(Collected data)
···

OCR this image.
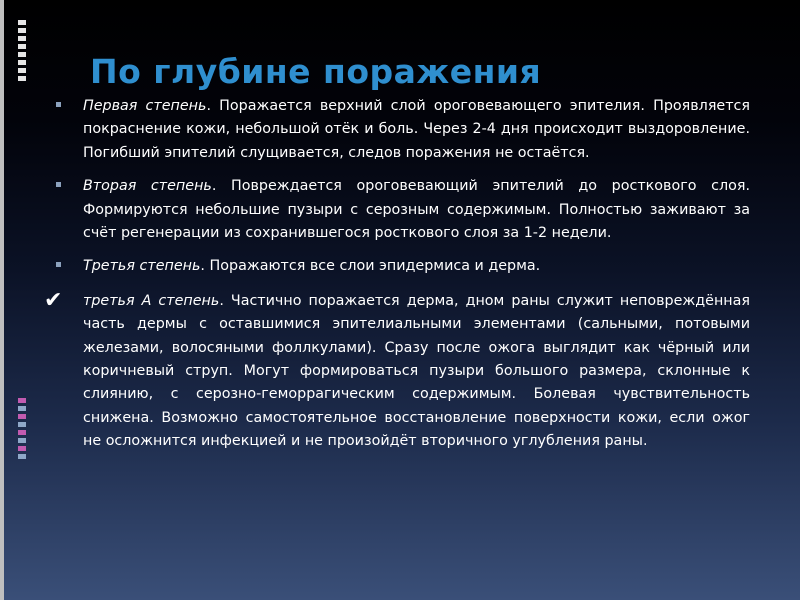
По глубине поражения

Первая степень. Поражается верхний слой ороговевающего эпителия. Проявляется покраснение кожи, небольшой отёк и боль. Через 2-4 дня происходит выздоровление. Погибший эпителий слущивается, следов поражения не остаётся.

Вторая степень. Повреждается ороговевающий эпителий до росткового слоя. Формируются небольшие пузыри с серозным содержимым. Полностью заживают за счёт регенерации из сохранившегося росткового слоя за 1-2 недели.

Третья степень. Поражаются все слои эпидермиса и дерма.

✔ третья А степень. Частично поражается дерма, дном раны служит неповреждённая часть дермы с оставшимися эпителиальными элементами (сальными, потовыми железами, волосяными фоллкулами). Сразу после ожога выглядит как чёрный или коричневый струп. Могут формироваться пузыри большого размера, склонные к слиянию, с серозно-геморрагическим содержимым. Болевая чувствительность снижена. Возможно самостоятельное восстановление поверхности кожи, если ожог не осложнится инфекцией и не произойдёт вторичного углубления раны.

···

Instructions for the task:
From the records above, pull out each line that has "поражения".

Solved problem:
По глубине поражения
Первая степень. Поражается верхний слой ороговевающего эпителия. Проявляется покраснение кожи, небольшой отёк и боль. Через 2-4 дня происходит выздоровление. Погибший эпителий слущивается, следов поражения не остаётся.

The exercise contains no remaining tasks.